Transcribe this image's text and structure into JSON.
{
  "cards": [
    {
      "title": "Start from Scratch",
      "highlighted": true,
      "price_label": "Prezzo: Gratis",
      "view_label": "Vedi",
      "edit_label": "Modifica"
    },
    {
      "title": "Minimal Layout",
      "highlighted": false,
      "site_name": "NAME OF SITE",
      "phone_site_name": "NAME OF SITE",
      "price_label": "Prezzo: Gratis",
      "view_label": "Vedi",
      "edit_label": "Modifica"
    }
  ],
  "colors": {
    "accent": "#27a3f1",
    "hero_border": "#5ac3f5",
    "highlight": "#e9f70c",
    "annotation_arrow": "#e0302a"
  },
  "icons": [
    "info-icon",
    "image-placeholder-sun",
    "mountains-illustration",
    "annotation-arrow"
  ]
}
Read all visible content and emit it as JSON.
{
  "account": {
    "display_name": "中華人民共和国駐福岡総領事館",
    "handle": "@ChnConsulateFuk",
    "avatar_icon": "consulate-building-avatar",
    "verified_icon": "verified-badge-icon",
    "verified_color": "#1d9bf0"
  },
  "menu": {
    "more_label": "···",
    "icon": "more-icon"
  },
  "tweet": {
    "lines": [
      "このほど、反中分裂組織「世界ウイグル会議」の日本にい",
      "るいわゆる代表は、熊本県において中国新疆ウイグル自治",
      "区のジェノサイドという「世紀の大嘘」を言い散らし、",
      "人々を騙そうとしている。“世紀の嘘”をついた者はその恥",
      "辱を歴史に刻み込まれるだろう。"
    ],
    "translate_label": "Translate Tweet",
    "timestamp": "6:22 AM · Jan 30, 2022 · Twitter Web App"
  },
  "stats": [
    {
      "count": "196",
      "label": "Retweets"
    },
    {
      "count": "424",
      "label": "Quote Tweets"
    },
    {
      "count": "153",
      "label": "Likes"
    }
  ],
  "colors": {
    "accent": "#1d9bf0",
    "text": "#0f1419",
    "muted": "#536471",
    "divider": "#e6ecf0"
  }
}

********

- Task details -
Print the records above in full, exactly.

- Problem solution -
Transcribe this image's text and structure into JSON.
{
  "cards": [
    {
      "title": "Start from Scratch",
      "highlighted": true,
      "price_label": "Prezzo: Gratis",
      "view_label": "Vedi",
      "edit_label": "Modifica"
    },
    {
      "title": "Minimal Layout",
      "highlighted": false,
      "site_name": "NAME OF SITE",
      "phone_site_name": "NAME OF SITE",
      "price_label": "Prezzo: Gratis",
      "view_label": "Vedi",
      "edit_label": "Modifica"
    }
  ],
  "colors": {
    "accent": "#27a3f1",
    "hero_border": "#5ac3f5",
    "highlight": "#e9f70c",
    "annotation_arrow": "#e0302a"
  },
  "icons": [
    "info-icon",
    "image-placeholder-sun",
    "mountains-illustration",
    "annotation-arrow"
  ]
}
Read all visible content and emit it as JSON.
{
  "account": {
    "display_name": "中華人民共和国駐福岡総領事館",
    "handle": "@ChnConsulateFuk",
    "avatar_icon": "consulate-building-avatar",
    "verified_icon": "verified-badge-icon",
    "verified_color": "#1d9bf0"
  },
  "menu": {
    "more_label": "···",
    "icon": "more-icon"
  },
  "tweet": {
    "lines": [
      "このほど、反中分裂組織「世界ウイグル会議」の日本にい",
      "るいわゆる代表は、熊本県において中国新疆ウイグル自治",
      "区のジェノサイドという「世紀の大嘘」を言い散らし、",
      "人々を騙そうとしている。“世紀の嘘”をついた者はその恥",
      "辱を歴史に刻み込まれるだろう。"
    ],
    "translate_label": "Translate Tweet",
    "timestamp": "6:22 AM · Jan 30, 2022 · Twitter Web App"
  },
  "stats": [
    {
      "count": "196",
      "label": "Retweets"
    },
    {
      "count": "424",
      "label": "Quote Tweets"
    },
    {
      "count": "153",
      "label": "Likes"
    }
  ],
  "colors": {
    "accent": "#1d9bf0",
    "text": "#0f1419",
    "muted": "#536471",
    "divider": "#e6ecf0"
  }
}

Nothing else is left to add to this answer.